__Problem__. Without including any images, reproduce each entry exactly.

** Start of Data for processing **

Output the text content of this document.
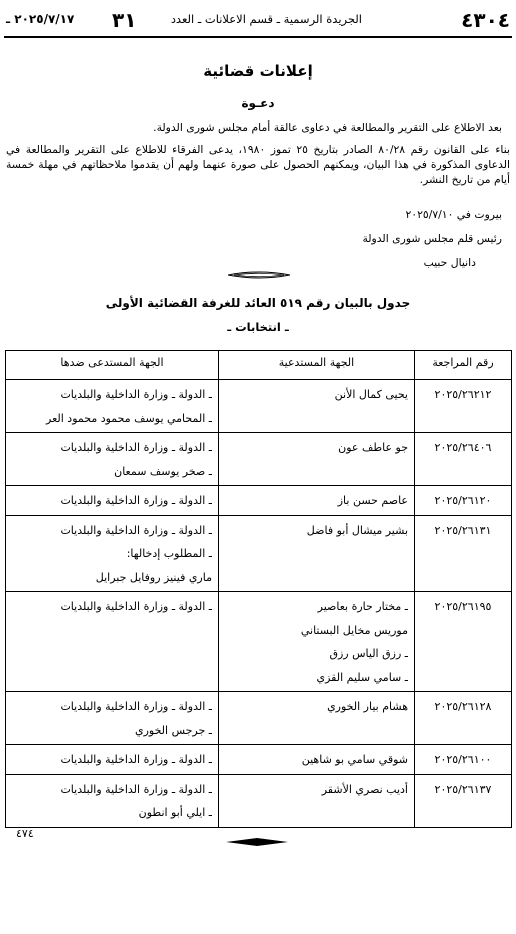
٤٣٠٤
الجريدة الرسمية ـ قسم الاعلانات ـ العدد
٣١
٢٠٢٥/٧/١٧ ـ
إعلانات قضائية
دعـوة
بعد الاطلاع على التقرير والمطالعة في دعاوى عالقة أمام مجلس شورى الدولة.
بناء على القانون رقم ٨٠/٢٨ الصادر بتاريخ ٢٥ تموز ١٩٨٠، يدعى الفرقاء للاطلاع على التقرير والمطالعة في الدعاوى المذكورة في هذا البيان، ويمكنهم الحصول على صورة عنهما ولهم أن يقدموا ملاحظاتهم في مهلة خمسة أيام من تاريخ النشر.
بيروت في ٢٠٢٥/٧/١٠
رئيس قلم مجلس شورى الدولة
دانيال حبيب
جدول بالبيان رقم ٥١٩ العائد للغرفة القضائية الأولى
ـ انتخابات ـ
رقم المراجعة	الجهة المستدعية	الجهة المستدعى ضدها

٢٠٢٥/٢٦٢١٢	يحيى كمال الأنن	ـ الدولة ـ وزارة الداخلية والبلديات
ـ المحامي يوسف محمود محمود العر

٢٠٢٥/٢٦٤٠٦	جو عاطف عون	ـ الدولة ـ وزارة الداخلية والبلديات
ـ صخر يوسف سمعان

٢٠٢٥/٢٦١٢٠	عاصم حسن باز	ـ الدولة ـ وزارة الداخلية والبلديات

٢٠٢٥/٢٦١٣١	بشير ميشال أبو فاضل	ـ الدولة ـ وزارة الداخلية والبلديات
ـ المطلوب إدخالها:
ماري فينيز روفايل جبرايل

٢٠٢٥/٢٦١٩٥	ـ مختار حارة بعاصير
موريس مخايل البستاني
ـ رزق الياس رزق
ـ سامي سليم القزي	ـ الدولة ـ وزارة الداخلية والبلديات

٢٠٢٥/٢٦١٢٨	هشام بيار الخوري	ـ الدولة ـ وزارة الداخلية والبلديات
ـ جرجس الخوري

٢٠٢٥/٢٦١٠٠	شوقي سامي بو شاهين	ـ الدولة ـ وزارة الداخلية والبلديات

٢٠٢٥/٢٦١٣٧	أديب نصري الأشقر	ـ الدولة ـ وزارة الداخلية والبلديات
ـ ايلي أبو انطون
٤٧٤
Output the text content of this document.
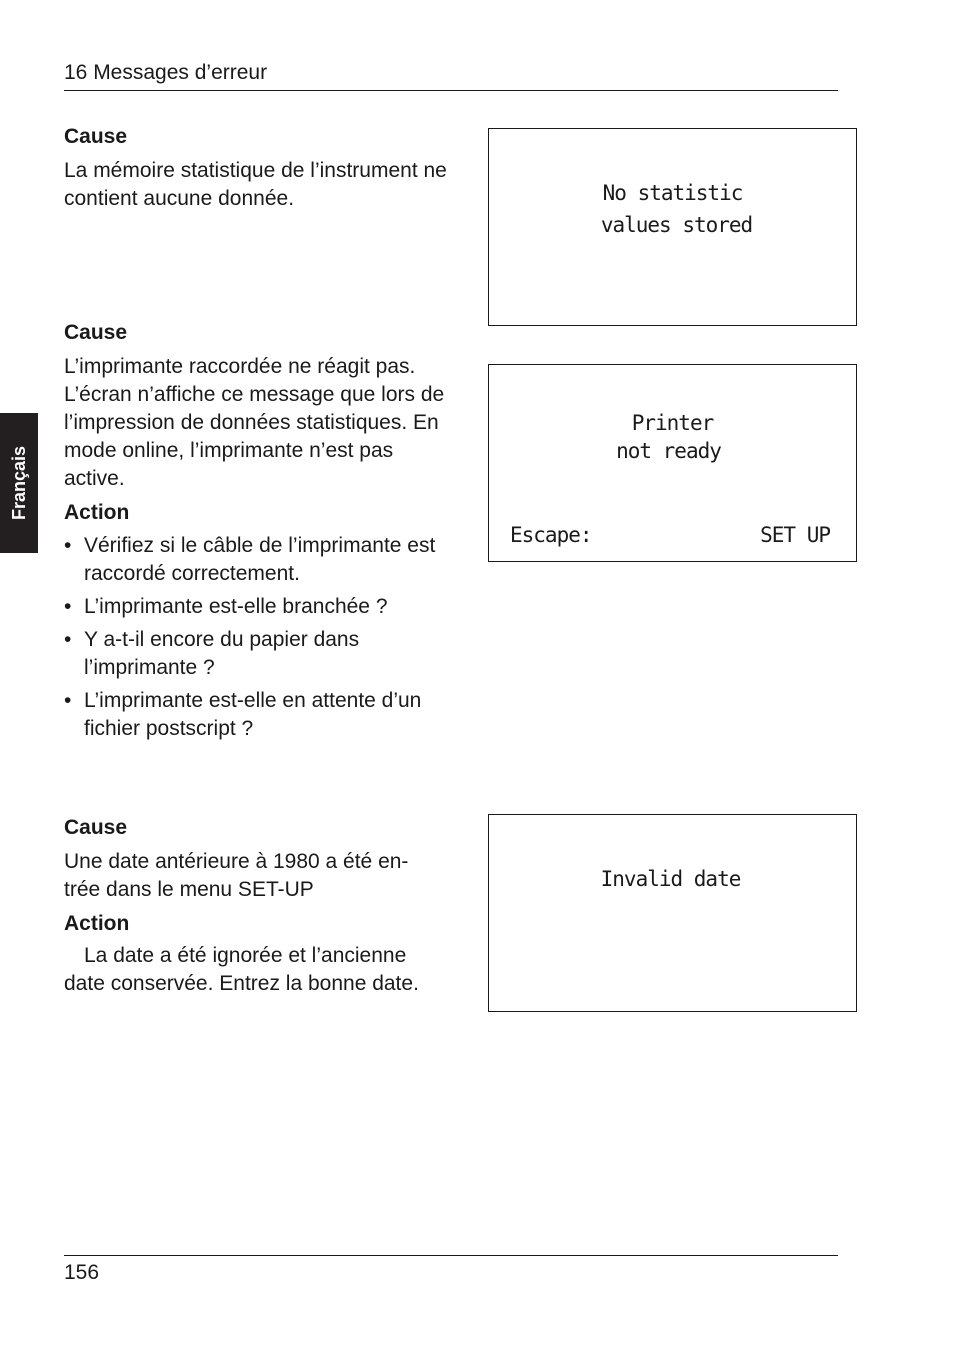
16 Messages d’erreur
Français
Cause

La mémoire statistique de l’instrument ne contient aucune donnée.	No statistic
values stored
Cause

L’imprimante raccordée ne réagit pas. L’écran n’affiche ce message que lors de l’impression de données statistiques. En mode online, l’imprimante n’est pas active.

Action
• Vérifiez si le câble de l’imprimante est raccordé correctement.
• L’imprimante est-elle branchée ?
• Y a-t-il encore du papier dans l’imprimante ?
• L’imprimante est-elle en attente d’un fichier postscript ?
Printer
not ready
Escape:	SET UP
Cause

Une date antérieure à 1980 a été en-trée dans le menu SET-UP

Action

La date a été ignorée et l’ancienne date conservée. Entrez la bonne date.

Invalid date
156
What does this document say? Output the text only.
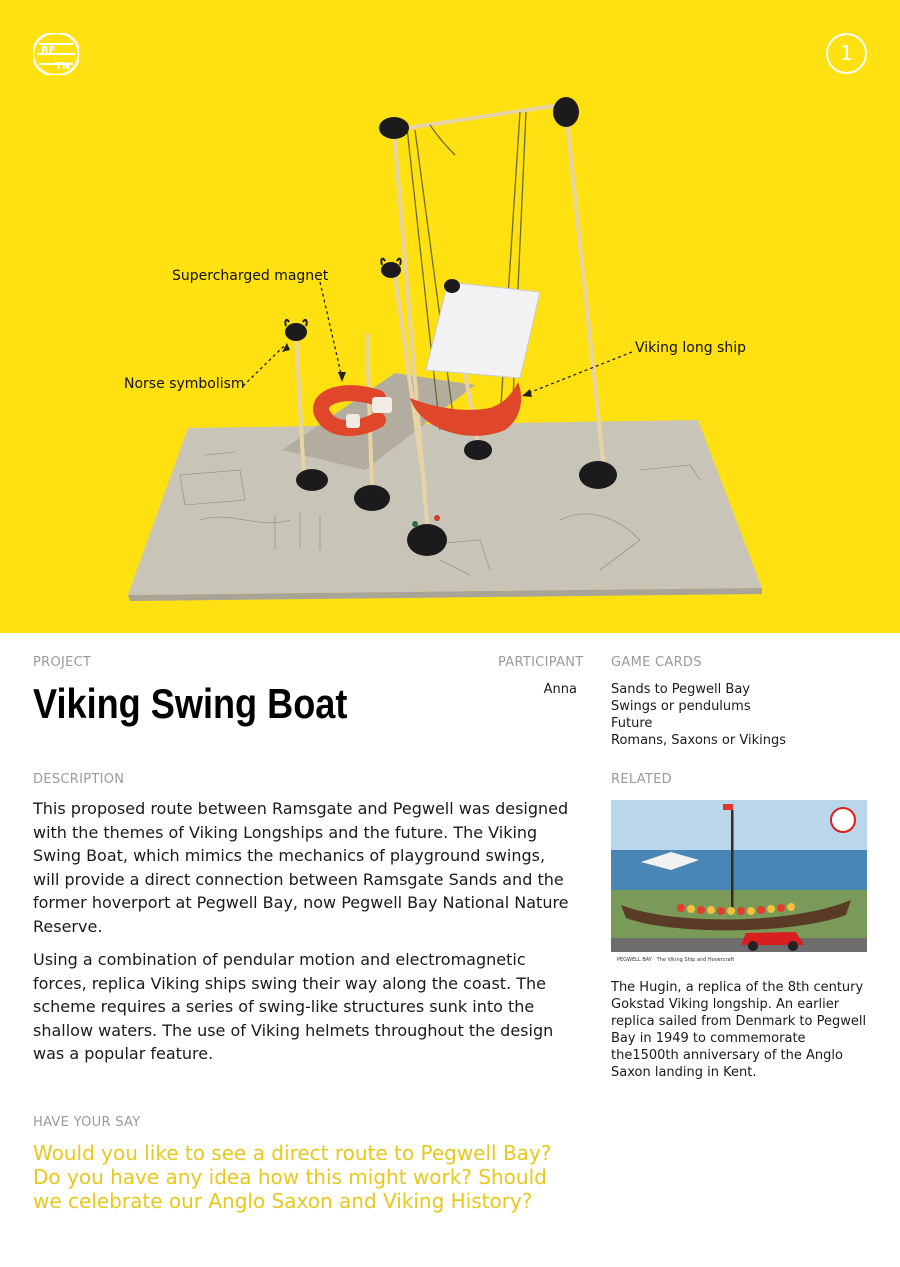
RF
TN
1
Supercharged magnet
Norse symbolism
Viking long ship
PROJECT
Viking Swing Boat
PARTICIPANT
Anna
GAME CARDS
Sands to Pegwell Bay
Swings or pendulums
Future
Romans, Saxons or Vikings
DESCRIPTION

This proposed route between Ramsgate and Pegwell was designed with the themes of Viking Longships and the future. The Viking Swing Boat, which mimics the mechanics of playground swings, will provide a direct connection between Ramsgate Sands and the former hoverport at Pegwell Bay, now Pegwell Bay National Nature Reserve.

Using a combination of pendular motion and electromagnetic forces, replica Viking ships swing their way along the coast. The scheme requires a series of swing-like structures sunk into the shallow waters. The use of Viking helmets throughout the design was a popular feature.

RELATED
PEGWELL BAY · The Viking Ship and Hovercraft
The Hugin, a replica of the 8th century Gokstad Viking longship. An earlier replica sailed from Denmark to Pegwell Bay in 1949 to commemorate the1500th anniversary of the Anglo Saxon landing in Kent.
HAVE YOUR SAY
Would you like to see a direct route to Pegwell Bay? Do you have any idea how this might work? Should we celebrate our Anglo Saxon and Viking History?
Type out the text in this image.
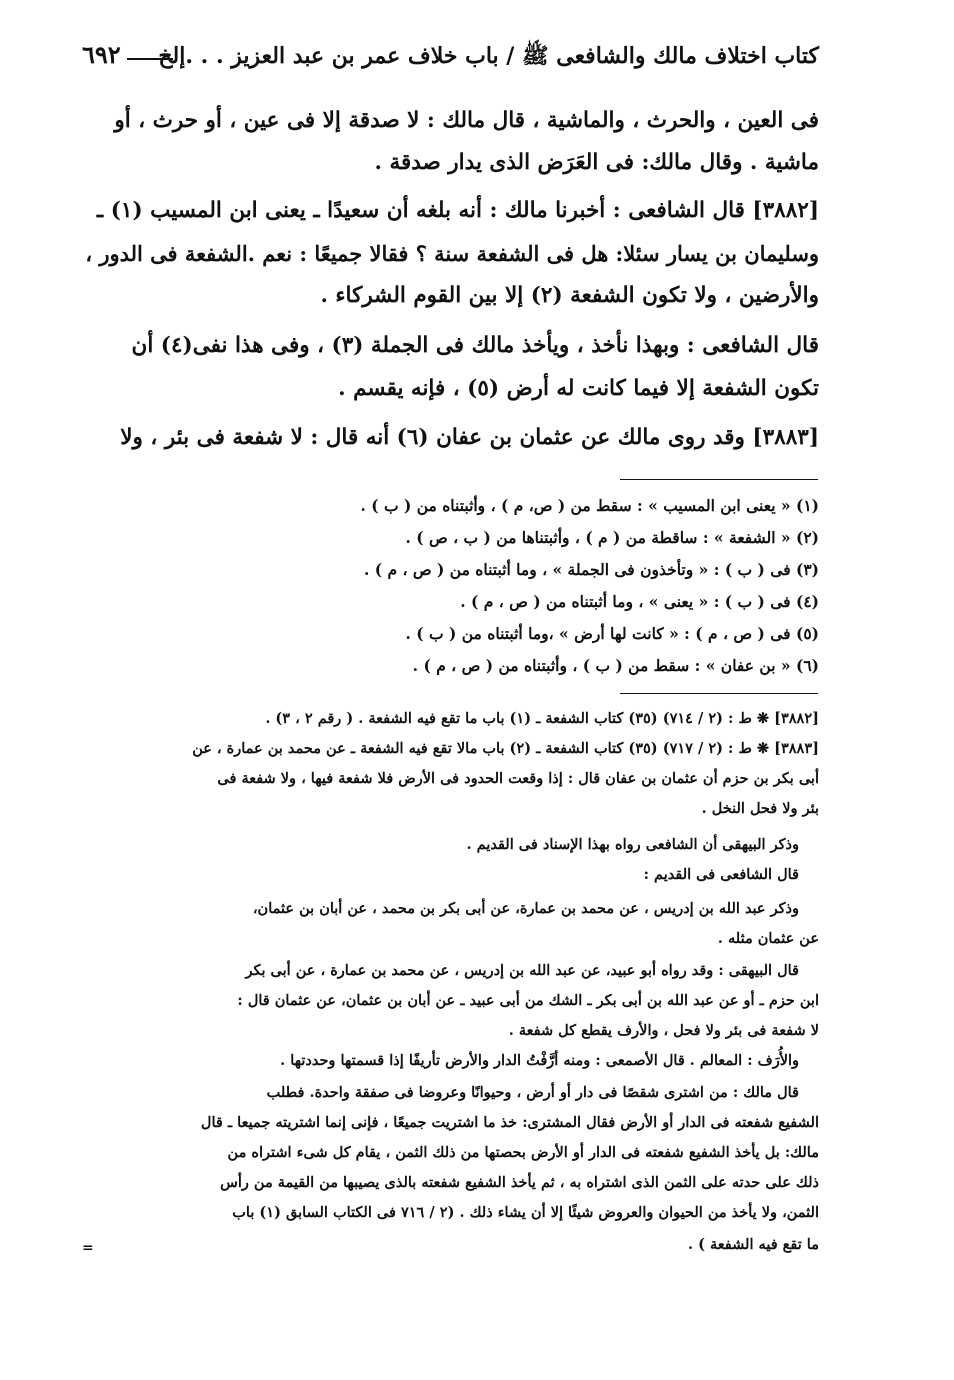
٦٩٢ كتاب اختلاف مالك والشافعى ﷺ / باب خلاف عمر بن عبد العزيز . . .إلخ
فى العين ، والحرث ، والماشية ، قال مالك : لا صدقة إلا فى عين ، أو حرث ، أو
ماشية . وقال مالك: فى العَرَض الذى يدار صدقة .
[٣٨٨٢] قال الشافعى : أخبرنا مالك : أنه بلغه أن سعيدًا ـ يعنى ابن المسيب (١) ـ
وسليمان بن يسار سئلا: هل فى الشفعة سنة ؟ فقالا جميعًا : نعم .الشفعة فى الدور ،
والأرضين ، ولا تكون الشفعة (٢) إلا بين القوم الشركاء .
قال الشافعى : وبهذا نأخذ ، ويأخذ مالك فى الجملة (٣) ، وفى هذا نفى(٤) أن
تكون الشفعة إلا فيما كانت له أرض (٥) ، فإنه يقسم .
[٣٨٨٣] وقد روى مالك عن عثمان بن عفان (٦) أنه قال : لا شفعة فى بئر ، ولا
(١) « يعنى ابن المسيب » : سقط من ( ص، م ) ، وأثبتناه من ( ب ) .
(٢) « الشفعة » : ساقطة من ( م ) ، وأثبتناها من ( ب ، ص ) .
(٣) فى ( ب ) : « وتأخذون فى الجملة » ، وما أثبتناه من ( ص ، م ) .
(٤) فى ( ب ) : « يعنى » ، وما أثبتناه من ( ص ، م ) .
(٥) فى ( ص ، م ) : « كانت لها أرض » ،وما أثبتناه من ( ب ) .
(٦) « بن عفان » : سقط من ( ب ) ، وأثبتناه من ( ص ، م ) .
[٣٨٨٢] ❋ ط : (٢ / ٧١٤) (٣٥) كتاب الشفعة ـ (١) باب ما تقع فيه الشفعة . ( رقم ٢ ، ٣) .
[٣٨٨٣] ❋ ط : (٢ / ٧١٧) (٣٥) كتاب الشفعة ـ (٢) باب مالا تقع فيه الشفعة ـ عن محمد بن عمارة ، عن
أبى بكر بن حزم أن عثمان بن عفان قال : إذا وقعت الحدود فى الأرض فلا شفعة فيها ، ولا شفعة فى
بئر ولا فحل النخل .
وذكر البيهقى أن الشافعى رواه بهذا الإسناد فى القديم .
قال الشافعى فى القديم :
وذكر عبد الله بن إدريس ، عن محمد بن عمارة، عن أبى بكر بن محمد ، عن أبان بن عثمان،
عن عثمان مثله .
قال البيهقى : وقد رواه أبو عبيد، عن عبد الله بن إدريس ، عن محمد بن عمارة ، عن أبى بكر
ابن حزم ـ أو عن عبد الله بن أبى بكر ـ الشك من أبى عبيد ـ عن أبان بن عثمان، عن عثمان قال :
لا شفعة فى بئر ولا فحل ، والأرف يقطع كل شفعة .
والأُرَف : المعالم . قال الأصمعى : ومنه أرَّفْتُ الدار والأرض تأريفًا إذا قسمتها وحددتها .
قال مالك : من اشترى شقصًا فى دار أو أرض ، وحيوانًا وعروضا فى صفقة واحدة. فطلب
الشفيع شفعته فى الدار أو الأرض فقال المشترى: خذ ما اشتريت جميعًا ، فإنى إنما اشتريته جميعا ـ قال
مالك: بل يأخذ الشفيع شفعته فى الدار أو الأرض بحصتها من ذلك الثمن ، يقام كل شىء اشتراه من
ذلك على حدته على الثمن الذى اشتراه به ، ثم يأخذ الشفيع شفعته بالذى يصيبها من القيمة من رأس
الثمن، ولا يأخذ من الحيوان والعروض شيئًا إلا أن يشاء ذلك . (٢ / ٧١٦ فى الكتاب السابق (١) باب
ما تقع فيه الشفعة ) .
=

** End of Data for processing **

__Solved problem__.
Output the text content of this document.
٤٣٠٤
الجريدة الرسمية ـ قسم الاعلانات ـ العدد
٣١
٢٠٢٥/٧/١٧ ـ
إعلانات قضائية
دعـوة
بعد الاطلاع على التقرير والمطالعة في دعاوى عالقة أمام مجلس شورى الدولة.
بناء على القانون رقم ٨٠/٢٨ الصادر بتاريخ ٢٥ تموز ١٩٨٠، يدعى الفرقاء للاطلاع على التقرير والمطالعة في الدعاوى المذكورة في هذا البيان، ويمكنهم الحصول على صورة عنهما ولهم أن يقدموا ملاحظاتهم في مهلة خمسة أيام من تاريخ النشر.
بيروت في ٢٠٢٥/٧/١٠
رئيس قلم مجلس شورى الدولة
دانيال حبيب
جدول بالبيان رقم ٥١٩ العائد للغرفة القضائية الأولى
ـ انتخابات ـ
رقم المراجعة	الجهة المستدعية	الجهة المستدعى ضدها

٢٠٢٥/٢٦٢١٢	يحيى كمال الأنن	ـ الدولة ـ وزارة الداخلية والبلديات
ـ المحامي يوسف محمود محمود العر

٢٠٢٥/٢٦٤٠٦	جو عاطف عون	ـ الدولة ـ وزارة الداخلية والبلديات
ـ صخر يوسف سمعان

٢٠٢٥/٢٦١٢٠	عاصم حسن باز	ـ الدولة ـ وزارة الداخلية والبلديات

٢٠٢٥/٢٦١٣١	بشير ميشال أبو فاضل	ـ الدولة ـ وزارة الداخلية والبلديات
ـ المطلوب إدخالها:
ماري فينيز روفايل جبرايل

٢٠٢٥/٢٦١٩٥	ـ مختار حارة بعاصير
موريس مخايل البستاني
ـ رزق الياس رزق
ـ سامي سليم القزي	ـ الدولة ـ وزارة الداخلية والبلديات

٢٠٢٥/٢٦١٢٨	هشام بيار الخوري	ـ الدولة ـ وزارة الداخلية والبلديات
ـ جرجس الخوري

٢٠٢٥/٢٦١٠٠	شوقي سامي بو شاهين	ـ الدولة ـ وزارة الداخلية والبلديات

٢٠٢٥/٢٦١٣٧	أديب نصري الأشقر	ـ الدولة ـ وزارة الداخلية والبلديات
ـ ايلي أبو انطون
٤٧٤
Output the text content of this document.
16 Messages d’erreur
Français
Cause

La mémoire statistique de l’instrument ne contient aucune donnée.	No statistic
values stored
Cause

L’imprimante raccordée ne réagit pas. L’écran n’affiche ce message que lors de l’impression de données statistiques. En mode online, l’imprimante n’est pas active.

Action
• Vérifiez si le câble de l’imprimante est raccordé correctement.
• L’imprimante est-elle branchée ?
• Y a-t-il encore du papier dans l’imprimante ?
• L’imprimante est-elle en attente d’un fichier postscript ?
Printer
not ready
Escape:	SET UP
Cause

Une date antérieure à 1980 a été en-trée dans le menu SET-UP

Action

La date a été ignorée et l’ancienne date conservée. Entrez la bonne date.

Invalid date
156
What does this document say? Output the text only.
RF
TN
1
Supercharged magnet
Norse symbolism
Viking long ship
PROJECT
Viking Swing Boat
PARTICIPANT
Anna
GAME CARDS
Sands to Pegwell Bay
Swings or pendulums
Future
Romans, Saxons or Vikings
DESCRIPTION

This proposed route between Ramsgate and Pegwell was designed with the themes of Viking Longships and the future. The Viking Swing Boat, which mimics the mechanics of playground swings, will provide a direct connection between Ramsgate Sands and the former hoverport at Pegwell Bay, now Pegwell Bay National Nature Reserve.

Using a combination of pendular motion and electromagnetic forces, replica Viking ships swing their way along the coast. The scheme requires a series of swing-like structures sunk into the shallow waters. The use of Viking helmets throughout the design was a popular feature.

RELATED
PEGWELL BAY · The Viking Ship and Hovercraft
The Hugin, a replica of the 8th century Gokstad Viking longship. An earlier replica sailed from Denmark to Pegwell Bay in 1949 to commemorate the1500th anniversary of the Anglo Saxon landing in Kent.
HAVE YOUR SAY
Would you like to see a direct route to Pegwell Bay? Do you have any idea how this might work? Should we celebrate our Anglo Saxon and Viking History?
Type out the text in this image.
٦٩٢ كتاب اختلاف مالك والشافعى ﷺ / باب خلاف عمر بن عبد العزيز . . .إلخ
فى العين ، والحرث ، والماشية ، قال مالك : لا صدقة إلا فى عين ، أو حرث ، أو
ماشية . وقال مالك: فى العَرَض الذى يدار صدقة .
[٣٨٨٢] قال الشافعى : أخبرنا مالك : أنه بلغه أن سعيدًا ـ يعنى ابن المسيب (١) ـ
وسليمان بن يسار سئلا: هل فى الشفعة سنة ؟ فقالا جميعًا : نعم .الشفعة فى الدور ،
والأرضين ، ولا تكون الشفعة (٢) إلا بين القوم الشركاء .
قال الشافعى : وبهذا نأخذ ، ويأخذ مالك فى الجملة (٣) ، وفى هذا نفى(٤) أن
تكون الشفعة إلا فيما كانت له أرض (٥) ، فإنه يقسم .
[٣٨٨٣] وقد روى مالك عن عثمان بن عفان (٦) أنه قال : لا شفعة فى بئر ، ولا
(١) « يعنى ابن المسيب » : سقط من ( ص، م ) ، وأثبتناه من ( ب ) .
(٢) « الشفعة » : ساقطة من ( م ) ، وأثبتناها من ( ب ، ص ) .
(٣) فى ( ب ) : « وتأخذون فى الجملة » ، وما أثبتناه من ( ص ، م ) .
(٤) فى ( ب ) : « يعنى » ، وما أثبتناه من ( ص ، م ) .
(٥) فى ( ص ، م ) : « كانت لها أرض » ،وما أثبتناه من ( ب ) .
(٦) « بن عفان » : سقط من ( ب ) ، وأثبتناه من ( ص ، م ) .
[٣٨٨٢] ❋ ط : (٢ / ٧١٤) (٣٥) كتاب الشفعة ـ (١) باب ما تقع فيه الشفعة . ( رقم ٢ ، ٣) .
[٣٨٨٣] ❋ ط : (٢ / ٧١٧) (٣٥) كتاب الشفعة ـ (٢) باب مالا تقع فيه الشفعة ـ عن محمد بن عمارة ، عن
أبى بكر بن حزم أن عثمان بن عفان قال : إذا وقعت الحدود فى الأرض فلا شفعة فيها ، ولا شفعة فى
بئر ولا فحل النخل .
وذكر البيهقى أن الشافعى رواه بهذا الإسناد فى القديم .
قال الشافعى فى القديم :
وذكر عبد الله بن إدريس ، عن محمد بن عمارة، عن أبى بكر بن محمد ، عن أبان بن عثمان،
عن عثمان مثله .
قال البيهقى : وقد رواه أبو عبيد، عن عبد الله بن إدريس ، عن محمد بن عمارة ، عن أبى بكر
ابن حزم ـ أو عن عبد الله بن أبى بكر ـ الشك من أبى عبيد ـ عن أبان بن عثمان، عن عثمان قال :
لا شفعة فى بئر ولا فحل ، والأرف يقطع كل شفعة .
والأُرَف : المعالم . قال الأصمعى : ومنه أرَّفْتُ الدار والأرض تأريفًا إذا قسمتها وحددتها .
قال مالك : من اشترى شقصًا فى دار أو أرض ، وحيوانًا وعروضا فى صفقة واحدة. فطلب
الشفيع شفعته فى الدار أو الأرض فقال المشترى: خذ ما اشتريت جميعًا ، فإنى إنما اشتريته جميعا ـ قال
مالك: بل يأخذ الشفيع شفعته فى الدار أو الأرض بحصتها من ذلك الثمن ، يقام كل شىء اشتراه من
ذلك على حدته على الثمن الذى اشتراه به ، ثم يأخذ الشفيع شفعته بالذى يصيبها من القيمة من رأس
الثمن، ولا يأخذ من الحيوان والعروض شيئًا إلا أن يشاء ذلك . (٢ / ٧١٦ فى الكتاب السابق (١) باب
ما تقع فيه الشفعة ) .
=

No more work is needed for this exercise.